◆ Problem ◆
In the listing that follows, count each line where the word "Sponge" appears; write nothing but the count.

◆ Extracted entries ◆
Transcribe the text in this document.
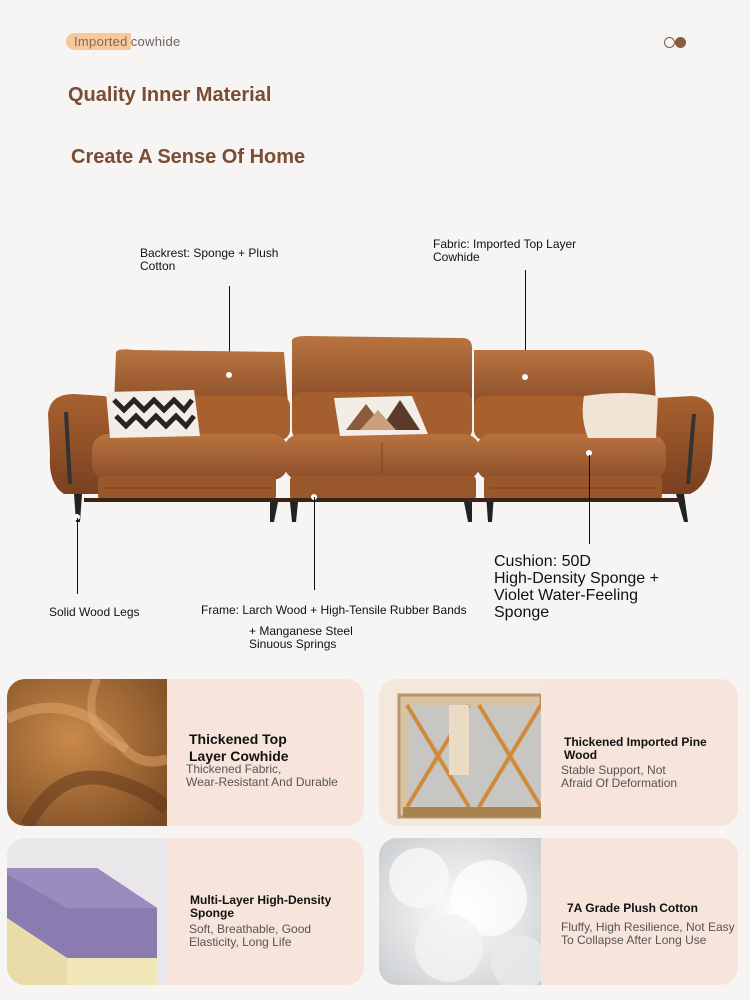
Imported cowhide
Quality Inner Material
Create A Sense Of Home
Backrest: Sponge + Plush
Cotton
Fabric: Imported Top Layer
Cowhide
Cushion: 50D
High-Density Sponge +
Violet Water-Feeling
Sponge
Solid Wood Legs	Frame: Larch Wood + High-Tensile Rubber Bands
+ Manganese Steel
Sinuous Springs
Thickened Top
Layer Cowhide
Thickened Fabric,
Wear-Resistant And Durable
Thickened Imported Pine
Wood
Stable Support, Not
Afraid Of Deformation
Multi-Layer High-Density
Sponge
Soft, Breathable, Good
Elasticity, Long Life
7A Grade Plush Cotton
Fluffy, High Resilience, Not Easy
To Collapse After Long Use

---

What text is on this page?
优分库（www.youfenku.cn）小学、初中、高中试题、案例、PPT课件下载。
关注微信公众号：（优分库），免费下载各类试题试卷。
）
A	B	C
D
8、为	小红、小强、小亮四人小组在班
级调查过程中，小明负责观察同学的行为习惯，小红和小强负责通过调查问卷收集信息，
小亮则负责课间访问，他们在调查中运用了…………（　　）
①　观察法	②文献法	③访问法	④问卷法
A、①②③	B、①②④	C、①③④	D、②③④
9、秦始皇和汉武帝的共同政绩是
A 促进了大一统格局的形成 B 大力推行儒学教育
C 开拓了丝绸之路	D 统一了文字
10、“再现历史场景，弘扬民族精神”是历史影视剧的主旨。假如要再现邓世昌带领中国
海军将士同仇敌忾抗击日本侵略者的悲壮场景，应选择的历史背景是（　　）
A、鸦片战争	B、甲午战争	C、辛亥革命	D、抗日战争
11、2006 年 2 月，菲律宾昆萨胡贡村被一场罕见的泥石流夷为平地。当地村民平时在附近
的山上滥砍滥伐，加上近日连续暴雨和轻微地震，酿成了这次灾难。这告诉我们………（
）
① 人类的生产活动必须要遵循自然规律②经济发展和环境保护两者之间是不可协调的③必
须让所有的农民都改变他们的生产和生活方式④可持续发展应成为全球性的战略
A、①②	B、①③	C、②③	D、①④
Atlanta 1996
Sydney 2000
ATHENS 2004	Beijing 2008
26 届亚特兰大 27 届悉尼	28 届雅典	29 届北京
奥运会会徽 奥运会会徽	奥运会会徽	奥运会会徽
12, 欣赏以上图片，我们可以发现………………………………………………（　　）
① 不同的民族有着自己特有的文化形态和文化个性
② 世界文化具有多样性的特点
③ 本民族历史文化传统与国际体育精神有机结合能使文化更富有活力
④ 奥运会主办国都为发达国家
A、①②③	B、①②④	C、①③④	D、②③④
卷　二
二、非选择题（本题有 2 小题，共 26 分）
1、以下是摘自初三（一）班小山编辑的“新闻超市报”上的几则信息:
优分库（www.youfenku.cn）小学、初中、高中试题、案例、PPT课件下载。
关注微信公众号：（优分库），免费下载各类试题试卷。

◆ Problem solution ◆
4